Reproduce every entry that follows word for word, but omit the images.

### Material to process
• • •

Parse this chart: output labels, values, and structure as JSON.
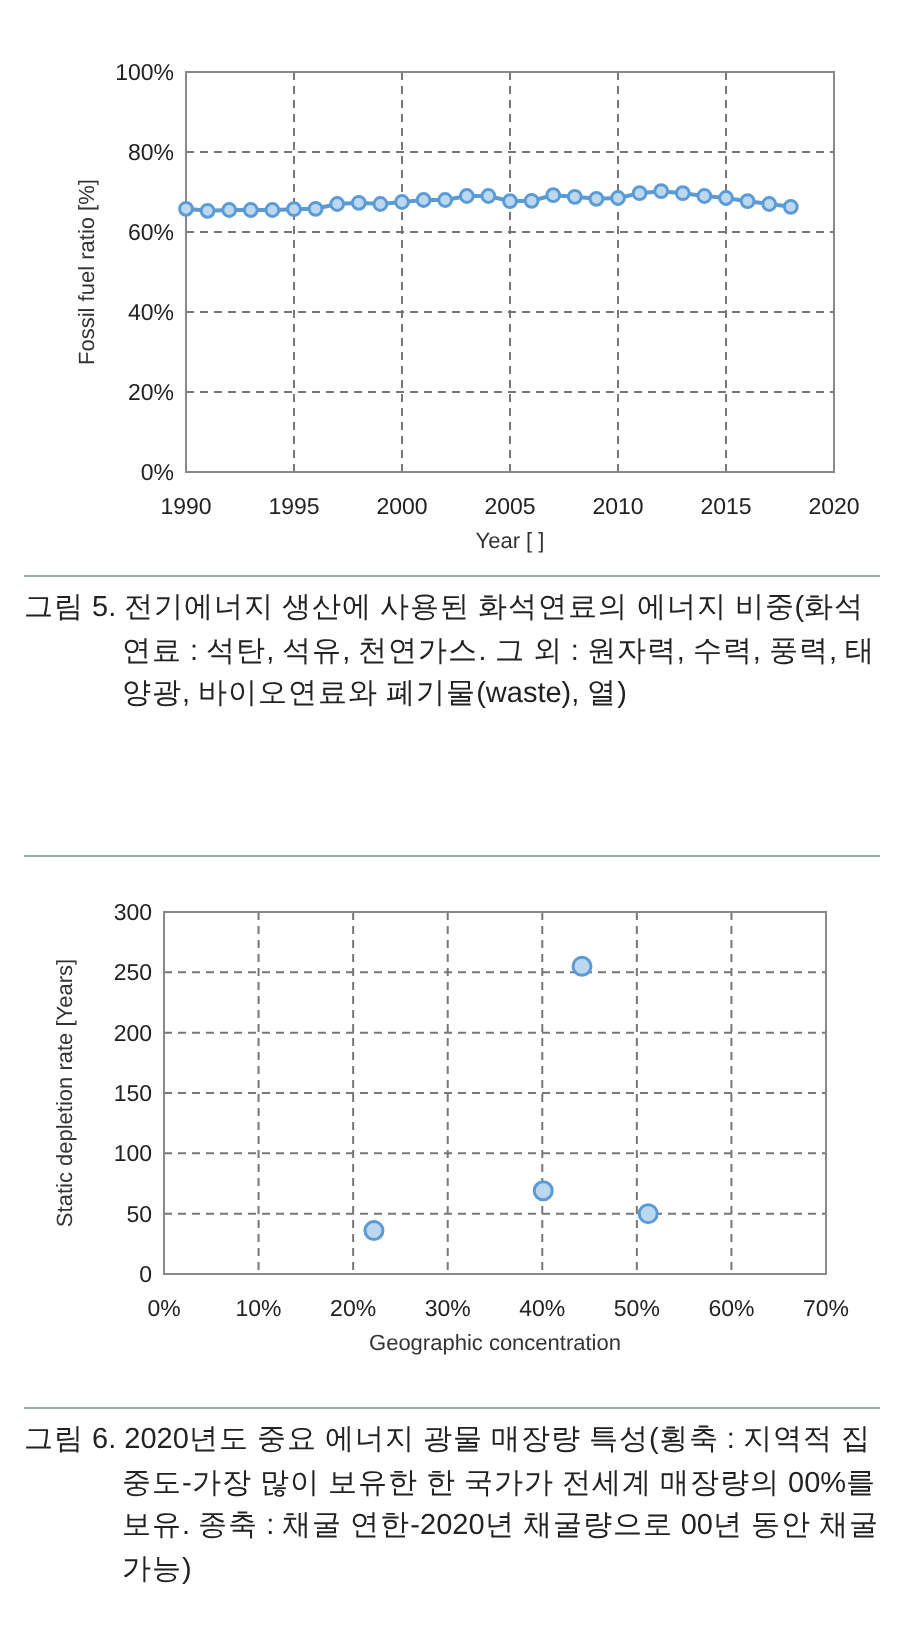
{
  "chart_data": [
    {
      "type": "line",
      "xlabel": "Year [ ]",
      "ylabel": "Fossil fuel ratio [%]",
      "x": [
        1990,
        1991,
        1992,
        1993,
        1994,
        1995,
        1996,
        1997,
        1998,
        1999,
        2000,
        2001,
        2002,
        2003,
        2004,
        2005,
        2006,
        2007,
        2008,
        2009,
        2010,
        2011,
        2012,
        2013,
        2014,
        2015,
        2016,
        2017,
        2018
      ],
      "values": [
        65.8,
        65.3,
        65.5,
        65.5,
        65.5,
        65.7,
        65.8,
        67,
        67.3,
        67,
        67.5,
        68,
        68,
        69,
        69,
        67.7,
        67.8,
        69.2,
        68.8,
        68.3,
        68.5,
        69.7,
        70.2,
        69.7,
        69,
        68.5,
        67.7,
        67,
        66.3
      ],
      "color": "#5b9bd5",
      "marker": "circle",
      "grid": true,
      "xlim": [
        1990,
        2020
      ],
      "xticks": [
        1990,
        1995,
        2000,
        2005,
        2010,
        2015,
        2020
      ],
      "ylim": [
        0,
        100
      ],
      "yticks": [
        {
          "value": 0,
          "label": "0%"
        },
        {
          "value": 20,
          "label": "20%"
        },
        {
          "value": 40,
          "label": "40%"
        },
        {
          "value": 60,
          "label": "60%"
        },
        {
          "value": 80,
          "label": "80%"
        },
        {
          "value": 100,
          "label": "100%"
        }
      ],
      "annotations": [
        "그림 5. 전기에너지 생산에 사용된 화석연료의 에너지 비중(화석연료 : 석탄, 석유, 천연가스. 그 외 : 원자력, 수력, 풍력, 태양광, 바이오연료와 폐기물(waste), 열)"
      ]
    },
    {
      "type": "scatter",
      "xlabel": "Geographic concentration",
      "ylabel": "Static depletion rate [Years]",
      "x": [
        22.2,
        40.1,
        44.2,
        51.2
      ],
      "values": [
        36,
        69,
        255,
        50
      ],
      "color": "#5b9bd5",
      "marker": "circle",
      "grid": true,
      "xlim": [
        0,
        70
      ],
      "xticks": [
        {
          "value": 0,
          "label": "0%"
        },
        {
          "value": 10,
          "label": "10%"
        },
        {
          "value": 20,
          "label": "20%"
        },
        {
          "value": 30,
          "label": "30%"
        },
        {
          "value": 40,
          "label": "40%"
        },
        {
          "value": 50,
          "label": "50%"
        },
        {
          "value": 60,
          "label": "60%"
        },
        {
          "value": 70,
          "label": "70%"
        }
      ],
      "ylim": [
        0,
        300
      ],
      "yticks": [
        0,
        50,
        100,
        150,
        200,
        250,
        300
      ],
      "annotations": [
        "그림 6. 2020년도 중요 에너지 광물 매장량 특성(횡축 : 지역적 집중도-가장 많이 보유한 한 국가가 전세계 매장량의 00%를 보유. 종축 : 채굴 연한-2020년 채굴량으로 00년 동안 채굴 가능)"
      ]
    }
  ]
}
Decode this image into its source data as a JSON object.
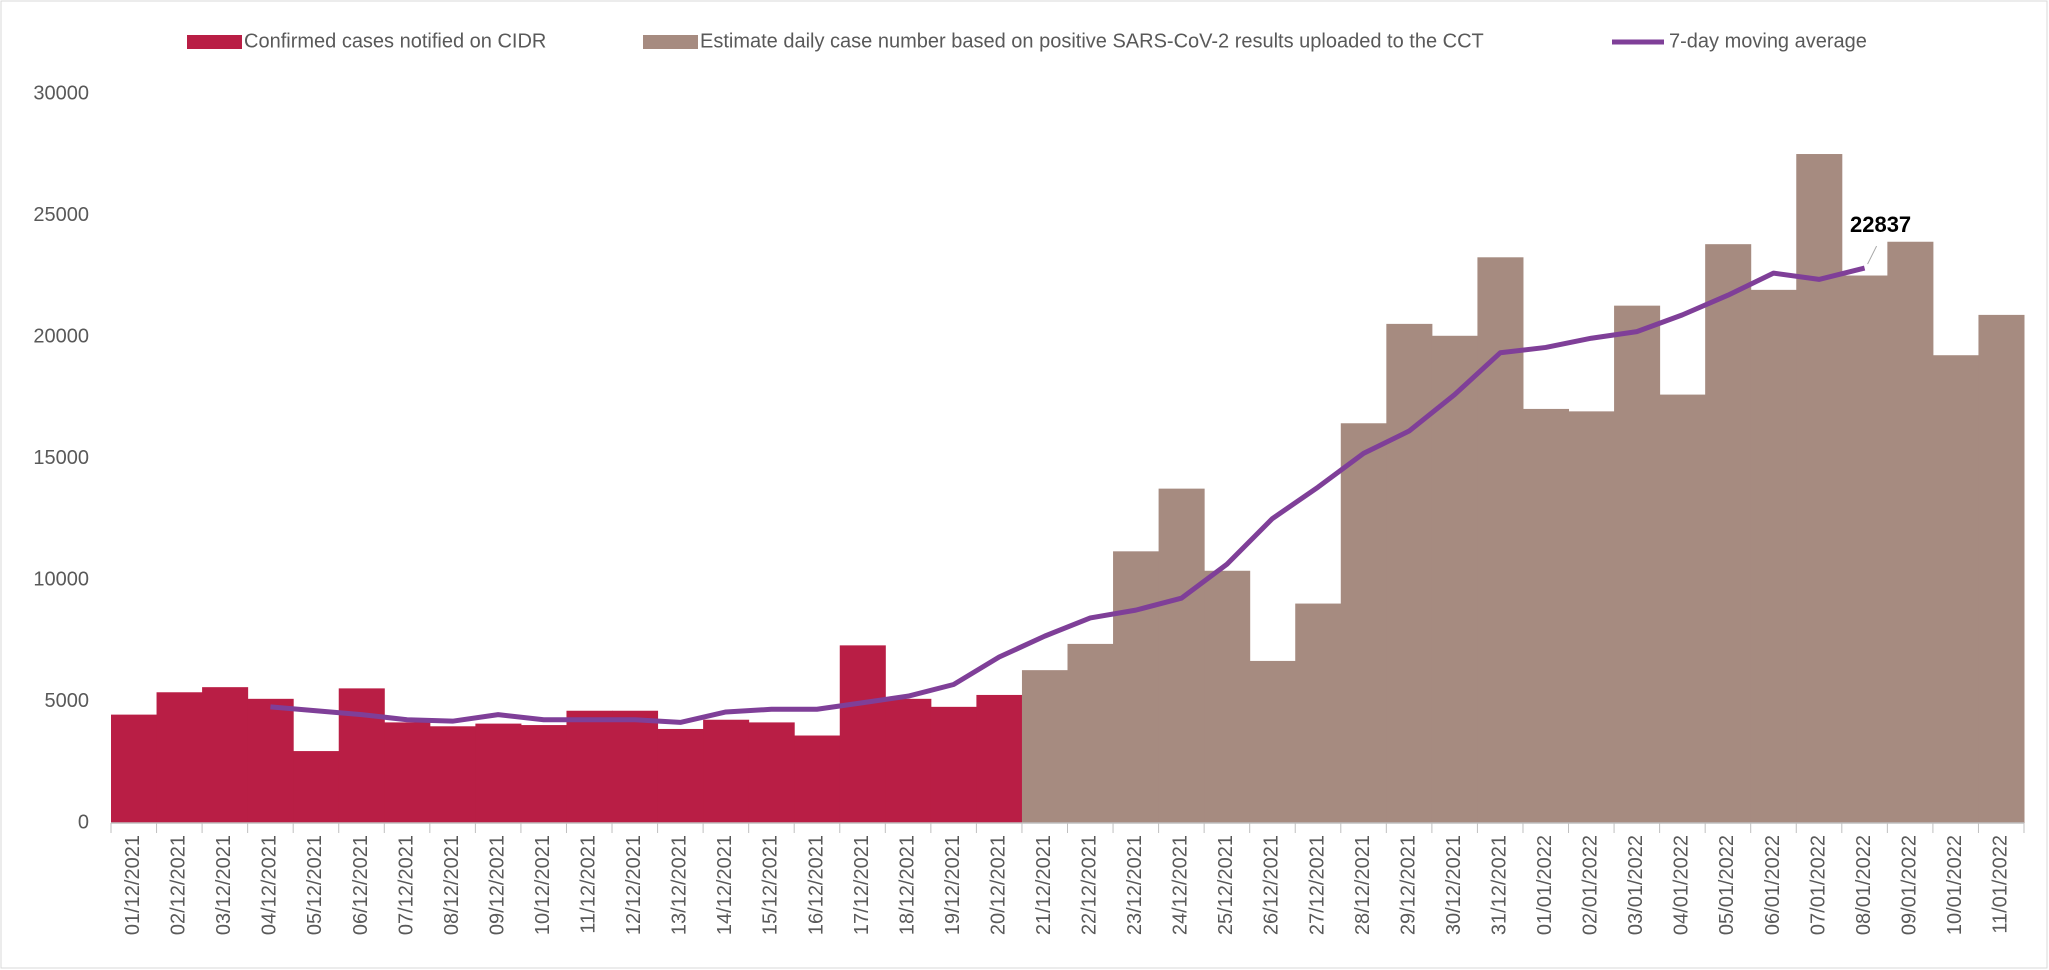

• • •

### Complete output
Parse this chart: output labels, values, and structure as JSON.
{
  "chart_data": [
    {
      "type": "line",
      "xlabel": "Year [ ]",
      "ylabel": "Fossil fuel ratio [%]",
      "x": [
        1990,
        1991,
        1992,
        1993,
        1994,
        1995,
        1996,
        1997,
        1998,
        1999,
        2000,
        2001,
        2002,
        2003,
        2004,
        2005,
        2006,
        2007,
        2008,
        2009,
        2010,
        2011,
        2012,
        2013,
        2014,
        2015,
        2016,
        2017,
        2018
      ],
      "values": [
        65.8,
        65.3,
        65.5,
        65.5,
        65.5,
        65.7,
        65.8,
        67,
        67.3,
        67,
        67.5,
        68,
        68,
        69,
        69,
        67.7,
        67.8,
        69.2,
        68.8,
        68.3,
        68.5,
        69.7,
        70.2,
        69.7,
        69,
        68.5,
        67.7,
        67,
        66.3
      ],
      "color": "#5b9bd5",
      "marker": "circle",
      "grid": true,
      "xlim": [
        1990,
        2020
      ],
      "xticks": [
        1990,
        1995,
        2000,
        2005,
        2010,
        2015,
        2020
      ],
      "ylim": [
        0,
        100
      ],
      "yticks": [
        {
          "value": 0,
          "label": "0%"
        },
        {
          "value": 20,
          "label": "20%"
        },
        {
          "value": 40,
          "label": "40%"
        },
        {
          "value": 60,
          "label": "60%"
        },
        {
          "value": 80,
          "label": "80%"
        },
        {
          "value": 100,
          "label": "100%"
        }
      ],
      "annotations": [
        "그림 5. 전기에너지 생산에 사용된 화석연료의 에너지 비중(화석연료 : 석탄, 석유, 천연가스. 그 외 : 원자력, 수력, 풍력, 태양광, 바이오연료와 폐기물(waste), 열)"
      ]
    },
    {
      "type": "scatter",
      "xlabel": "Geographic concentration",
      "ylabel": "Static depletion rate [Years]",
      "x": [
        22.2,
        40.1,
        44.2,
        51.2
      ],
      "values": [
        36,
        69,
        255,
        50
      ],
      "color": "#5b9bd5",
      "marker": "circle",
      "grid": true,
      "xlim": [
        0,
        70
      ],
      "xticks": [
        {
          "value": 0,
          "label": "0%"
        },
        {
          "value": 10,
          "label": "10%"
        },
        {
          "value": 20,
          "label": "20%"
        },
        {
          "value": 30,
          "label": "30%"
        },
        {
          "value": 40,
          "label": "40%"
        },
        {
          "value": 50,
          "label": "50%"
        },
        {
          "value": 60,
          "label": "60%"
        },
        {
          "value": 70,
          "label": "70%"
        }
      ],
      "ylim": [
        0,
        300
      ],
      "yticks": [
        0,
        50,
        100,
        150,
        200,
        250,
        300
      ],
      "annotations": [
        "그림 6. 2020년도 중요 에너지 광물 매장량 특성(횡축 : 지역적 집중도-가장 많이 보유한 한 국가가 전세계 매장량의 00%를 보유. 종축 : 채굴 연한-2020년 채굴량으로 00년 동안 채굴 가능)"
      ]
    }
  ]
}
Decode this image into its source data as a JSON object.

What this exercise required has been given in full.